## [Request]
List each line of the listing below that contains the string "gridline", matching case exactly.

## [Data shown]
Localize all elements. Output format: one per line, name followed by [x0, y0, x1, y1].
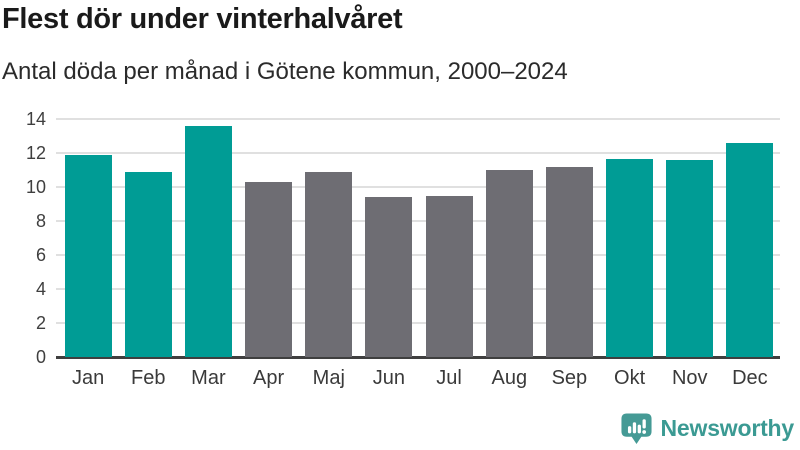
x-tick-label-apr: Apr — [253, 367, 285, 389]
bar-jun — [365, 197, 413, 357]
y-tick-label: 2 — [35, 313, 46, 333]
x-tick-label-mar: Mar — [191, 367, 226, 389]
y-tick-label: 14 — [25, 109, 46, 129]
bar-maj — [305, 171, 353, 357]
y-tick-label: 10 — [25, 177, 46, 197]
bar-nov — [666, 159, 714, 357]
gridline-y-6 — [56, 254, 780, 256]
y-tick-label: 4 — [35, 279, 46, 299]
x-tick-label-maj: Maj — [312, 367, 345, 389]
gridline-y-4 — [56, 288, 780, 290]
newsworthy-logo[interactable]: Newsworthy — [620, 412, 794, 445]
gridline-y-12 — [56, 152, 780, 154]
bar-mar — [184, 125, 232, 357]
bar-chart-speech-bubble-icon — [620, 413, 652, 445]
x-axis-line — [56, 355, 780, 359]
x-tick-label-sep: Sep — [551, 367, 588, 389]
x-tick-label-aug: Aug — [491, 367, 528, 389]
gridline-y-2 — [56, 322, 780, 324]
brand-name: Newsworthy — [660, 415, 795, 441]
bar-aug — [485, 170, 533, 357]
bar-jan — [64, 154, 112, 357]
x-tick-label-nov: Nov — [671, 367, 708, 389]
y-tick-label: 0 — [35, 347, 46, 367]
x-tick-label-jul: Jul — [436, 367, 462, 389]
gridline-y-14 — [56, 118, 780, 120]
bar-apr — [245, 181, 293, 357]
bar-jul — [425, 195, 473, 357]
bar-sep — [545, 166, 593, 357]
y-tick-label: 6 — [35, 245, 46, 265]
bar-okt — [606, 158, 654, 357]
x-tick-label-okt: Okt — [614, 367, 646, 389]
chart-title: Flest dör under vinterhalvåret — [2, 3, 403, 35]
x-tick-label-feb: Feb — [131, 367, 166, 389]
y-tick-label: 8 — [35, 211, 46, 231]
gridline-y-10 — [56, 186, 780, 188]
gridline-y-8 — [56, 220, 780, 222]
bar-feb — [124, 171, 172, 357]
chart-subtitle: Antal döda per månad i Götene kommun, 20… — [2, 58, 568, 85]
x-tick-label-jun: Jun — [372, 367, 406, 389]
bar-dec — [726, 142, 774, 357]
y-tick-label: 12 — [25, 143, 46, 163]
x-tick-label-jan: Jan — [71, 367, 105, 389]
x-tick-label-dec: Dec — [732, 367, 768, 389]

## [Output of the task]
gridline-y-6 — [56, 254, 780, 256]
gridline-y-4 — [56, 288, 780, 290]
gridline-y-12 — [56, 152, 780, 154]
gridline-y-2 — [56, 322, 780, 324]
gridline-y-14 — [56, 118, 780, 120]
gridline-y-10 — [56, 186, 780, 188]
gridline-y-8 — [56, 220, 780, 222]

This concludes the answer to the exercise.